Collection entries
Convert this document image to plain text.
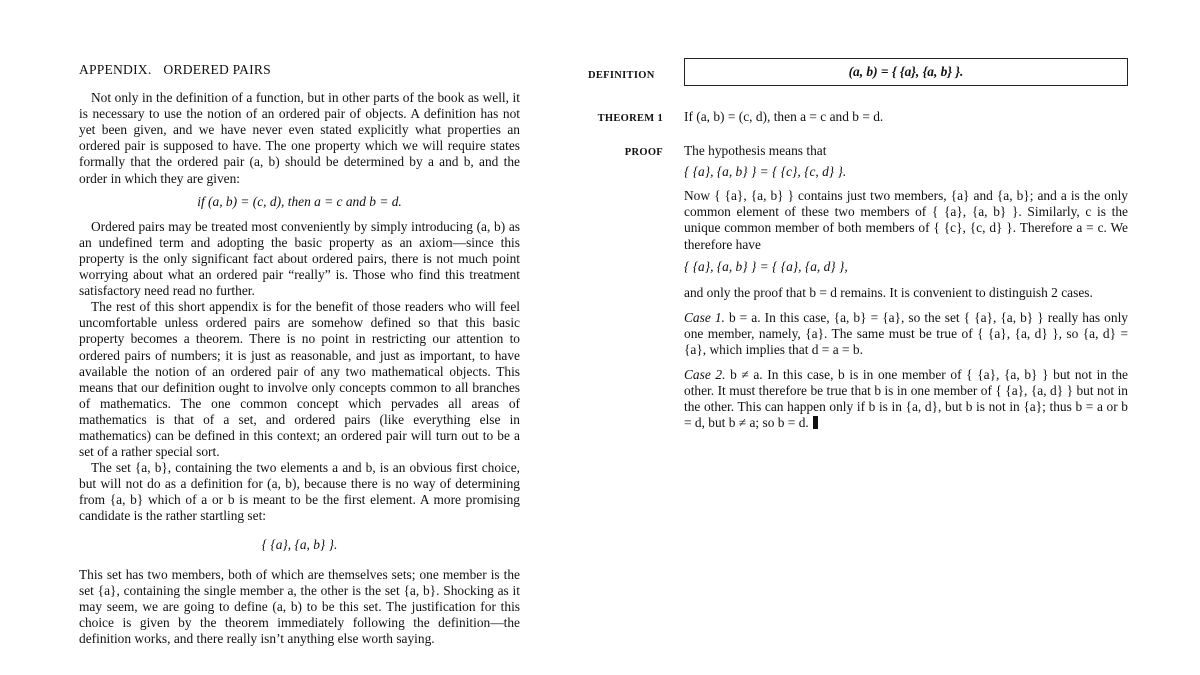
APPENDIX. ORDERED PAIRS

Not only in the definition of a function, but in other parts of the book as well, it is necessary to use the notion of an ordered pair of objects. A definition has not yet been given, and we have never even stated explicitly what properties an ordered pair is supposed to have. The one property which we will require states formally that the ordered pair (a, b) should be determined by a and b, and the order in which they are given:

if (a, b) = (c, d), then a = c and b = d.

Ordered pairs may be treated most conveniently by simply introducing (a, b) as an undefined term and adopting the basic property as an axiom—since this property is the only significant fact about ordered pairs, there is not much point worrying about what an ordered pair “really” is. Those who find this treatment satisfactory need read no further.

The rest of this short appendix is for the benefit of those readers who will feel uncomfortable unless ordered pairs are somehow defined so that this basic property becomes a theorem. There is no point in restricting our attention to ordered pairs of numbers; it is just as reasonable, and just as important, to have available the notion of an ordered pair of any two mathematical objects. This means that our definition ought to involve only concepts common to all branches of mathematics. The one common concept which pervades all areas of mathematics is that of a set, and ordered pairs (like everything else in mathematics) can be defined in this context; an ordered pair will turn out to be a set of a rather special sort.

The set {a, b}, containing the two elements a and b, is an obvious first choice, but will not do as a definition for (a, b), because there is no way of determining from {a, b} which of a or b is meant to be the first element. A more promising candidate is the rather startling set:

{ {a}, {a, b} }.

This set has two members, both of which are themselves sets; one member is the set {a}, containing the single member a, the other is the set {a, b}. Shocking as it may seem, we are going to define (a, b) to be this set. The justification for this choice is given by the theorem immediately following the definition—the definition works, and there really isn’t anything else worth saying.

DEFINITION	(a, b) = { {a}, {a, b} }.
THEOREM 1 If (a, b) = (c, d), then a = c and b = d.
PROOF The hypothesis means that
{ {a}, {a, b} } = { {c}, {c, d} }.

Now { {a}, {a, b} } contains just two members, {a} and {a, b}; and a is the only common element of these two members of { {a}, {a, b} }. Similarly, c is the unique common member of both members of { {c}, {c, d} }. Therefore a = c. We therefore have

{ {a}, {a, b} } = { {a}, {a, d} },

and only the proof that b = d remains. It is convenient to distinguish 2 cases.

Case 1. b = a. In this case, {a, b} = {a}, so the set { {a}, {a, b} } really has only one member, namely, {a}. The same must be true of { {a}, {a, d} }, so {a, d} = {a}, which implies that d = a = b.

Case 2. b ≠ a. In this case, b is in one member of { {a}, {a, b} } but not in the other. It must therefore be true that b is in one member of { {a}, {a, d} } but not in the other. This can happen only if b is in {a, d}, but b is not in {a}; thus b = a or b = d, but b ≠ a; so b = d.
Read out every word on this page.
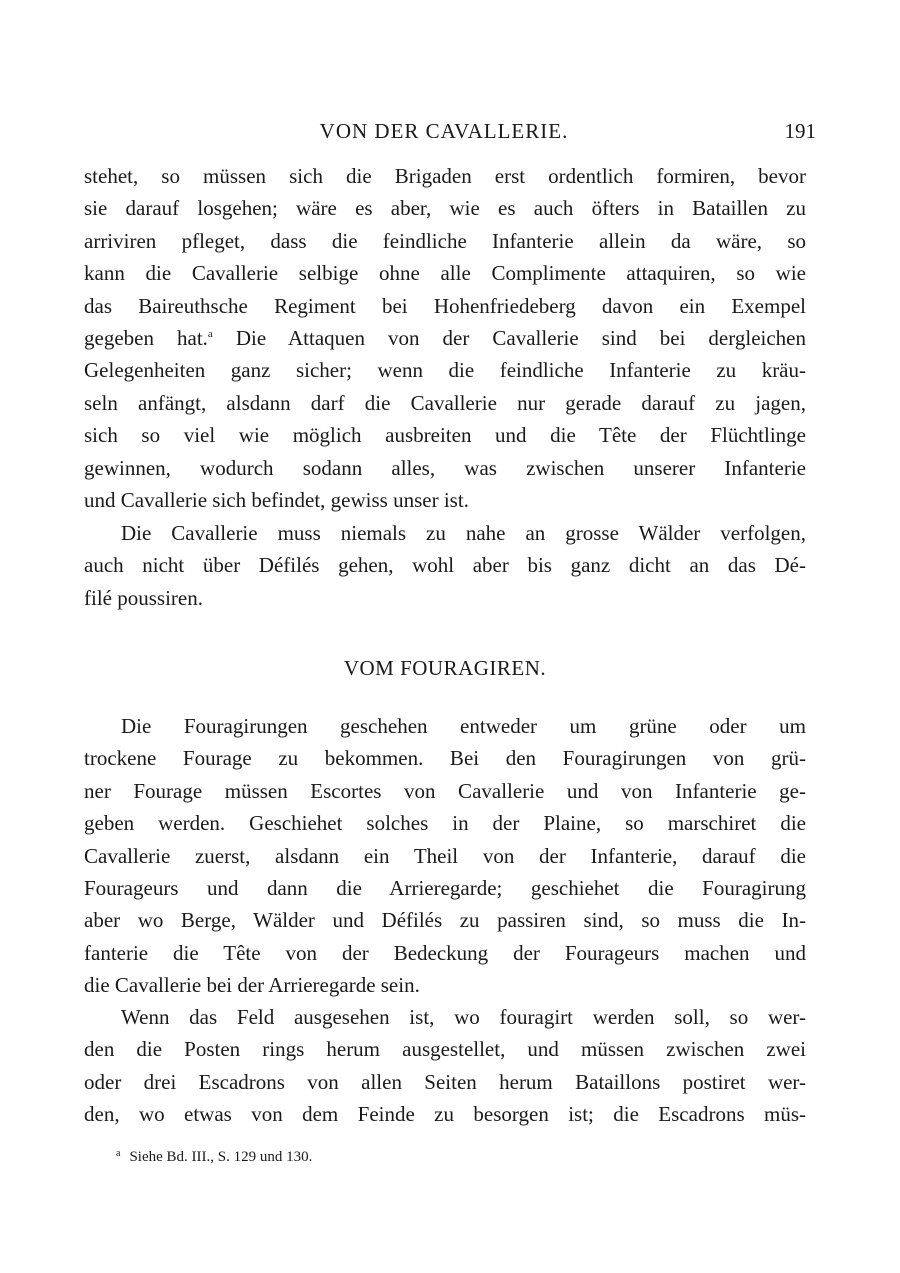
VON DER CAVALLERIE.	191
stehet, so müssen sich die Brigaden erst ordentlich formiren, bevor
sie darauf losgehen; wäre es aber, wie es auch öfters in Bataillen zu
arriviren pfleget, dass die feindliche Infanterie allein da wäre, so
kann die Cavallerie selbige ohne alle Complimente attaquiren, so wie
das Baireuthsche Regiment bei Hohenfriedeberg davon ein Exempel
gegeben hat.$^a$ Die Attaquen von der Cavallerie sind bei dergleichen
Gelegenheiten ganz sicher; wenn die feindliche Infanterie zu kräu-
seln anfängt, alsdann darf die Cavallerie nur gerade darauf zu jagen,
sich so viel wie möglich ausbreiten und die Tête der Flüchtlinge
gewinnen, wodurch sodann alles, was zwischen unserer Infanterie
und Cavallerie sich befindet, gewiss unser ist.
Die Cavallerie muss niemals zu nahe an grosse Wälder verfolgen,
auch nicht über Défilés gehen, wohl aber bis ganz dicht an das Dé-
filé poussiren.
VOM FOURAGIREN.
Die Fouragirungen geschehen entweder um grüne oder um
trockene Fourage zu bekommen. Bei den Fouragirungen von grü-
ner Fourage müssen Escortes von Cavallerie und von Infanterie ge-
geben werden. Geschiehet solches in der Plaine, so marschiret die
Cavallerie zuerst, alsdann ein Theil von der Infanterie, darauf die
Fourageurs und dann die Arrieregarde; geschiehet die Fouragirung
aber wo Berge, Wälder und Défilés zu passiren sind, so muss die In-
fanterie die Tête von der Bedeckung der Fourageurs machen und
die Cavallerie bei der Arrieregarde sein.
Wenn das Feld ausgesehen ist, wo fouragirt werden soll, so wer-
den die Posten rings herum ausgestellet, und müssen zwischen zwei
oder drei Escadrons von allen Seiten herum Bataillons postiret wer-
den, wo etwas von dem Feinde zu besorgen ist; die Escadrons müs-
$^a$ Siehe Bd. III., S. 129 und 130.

- SHORT PROBLEM
Above are the records. Identify each line that contains the word "aber".

- SOLUTION FOR THIS EXERCISE
sie darauf losgehen; wäre es aber, wie es auch öfters in Bataillen zu
auch nicht über Défilés gehen, wohl aber bis ganz dicht an das Dé-
aber wo Berge, Wälder und Défilés zu passiren sind, so muss die In-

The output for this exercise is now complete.